→ Short task:
Restate the listing that follows word for word, without its pictures.

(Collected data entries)
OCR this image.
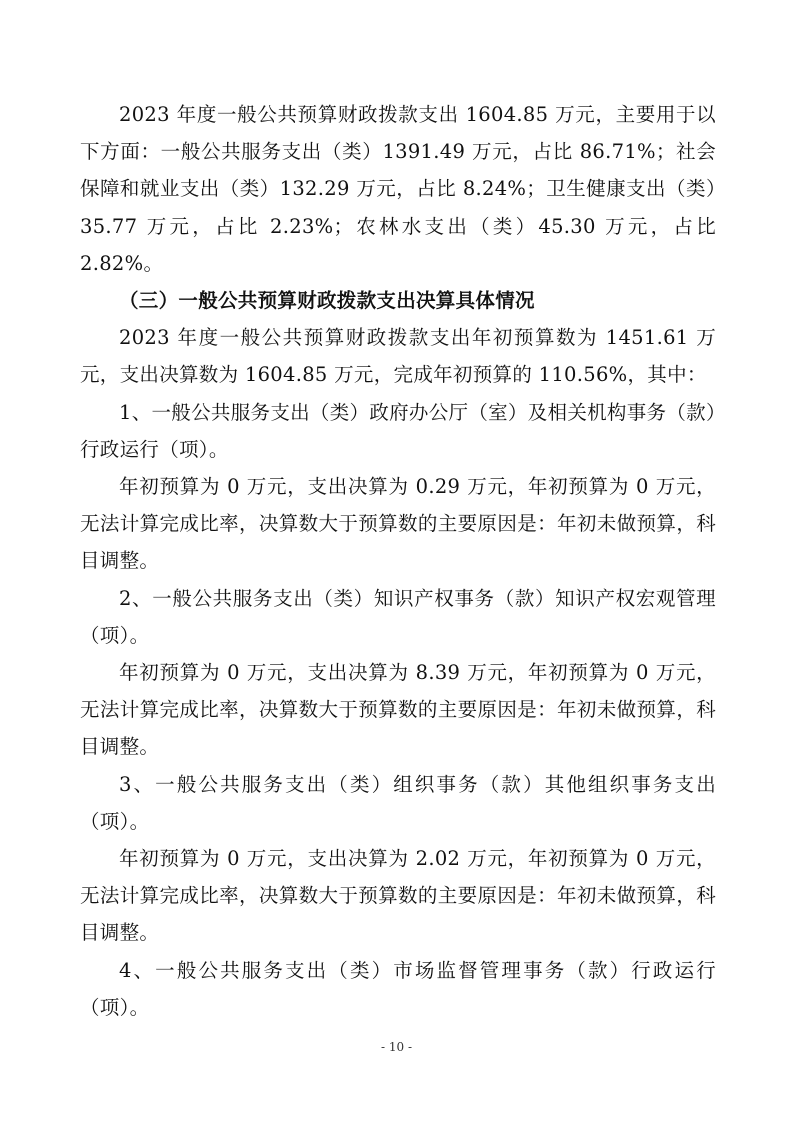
2023 年度一般公共预算财政拨款支出 1604.85 万元，主要用于以下方面：一般公共服务支出（类）1391.49 万元，占比 86.71%；社会保障和就业支出（类）132.29 万元，占比 8.24%；卫生健康支出（类）35.77 万元，占比 2.23%；农林水支出（类）45.30 万元，占比 2.82%。

（三）一般公共预算财政拨款支出决算具体情况

2023 年度一般公共预算财政拨款支出年初预算数为 1451.61 万元，支出决算数为 1604.85 万元，完成年初预算的 110.56%，其中：

1、一般公共服务支出（类）政府办公厅（室）及相关机构事务（款）行政运行（项）。

年初预算为 0 万元，支出决算为 0.29 万元，年初预算为 0 万元，无法计算完成比率，决算数大于预算数的主要原因是：年初未做预算，科目调整。

2、一般公共服务支出（类）知识产权事务（款）知识产权宏观管理（项）。

年初预算为 0 万元，支出决算为 8.39 万元，年初预算为 0 万元，无法计算完成比率，决算数大于预算数的主要原因是：年初未做预算，科目调整。

3、一般公共服务支出（类）组织事务（款）其他组织事务支出（项）。

年初预算为 0 万元，支出决算为 2.02 万元，年初预算为 0 万元，无法计算完成比率，决算数大于预算数的主要原因是：年初未做预算，科目调整。

4、一般公共服务支出（类）市场监督管理事务（款）行政运行（项）。

- 10 -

→ Finished task:
OCR this image.
2023 年度一般公共预算财政拨款支出 1604.85 万元，主要用于以下方面：一般公共服务支出（类）1391.49 万元，占比 86.71%；社会保障和就业支出（类）132.29 万元，占比 8.24%；卫生健康支出（类）35.77 万元，占比 2.23%；农林水支出（类）45.30 万元，占比 2.82%。

（三）一般公共预算财政拨款支出决算具体情况

2023 年度一般公共预算财政拨款支出年初预算数为 1451.61 万元，支出决算数为 1604.85 万元，完成年初预算的 110.56%，其中：

1、一般公共服务支出（类）政府办公厅（室）及相关机构事务（款）行政运行（项）。

年初预算为 0 万元，支出决算为 0.29 万元，年初预算为 0 万元，无法计算完成比率，决算数大于预算数的主要原因是：年初未做预算，科目调整。

2、一般公共服务支出（类）知识产权事务（款）知识产权宏观管理（项）。

年初预算为 0 万元，支出决算为 8.39 万元，年初预算为 0 万元，无法计算完成比率，决算数大于预算数的主要原因是：年初未做预算，科目调整。

3、一般公共服务支出（类）组织事务（款）其他组织事务支出（项）。

年初预算为 0 万元，支出决算为 2.02 万元，年初预算为 0 万元，无法计算完成比率，决算数大于预算数的主要原因是：年初未做预算，科目调整。

4、一般公共服务支出（类）市场监督管理事务（款）行政运行（项）。

- 10 -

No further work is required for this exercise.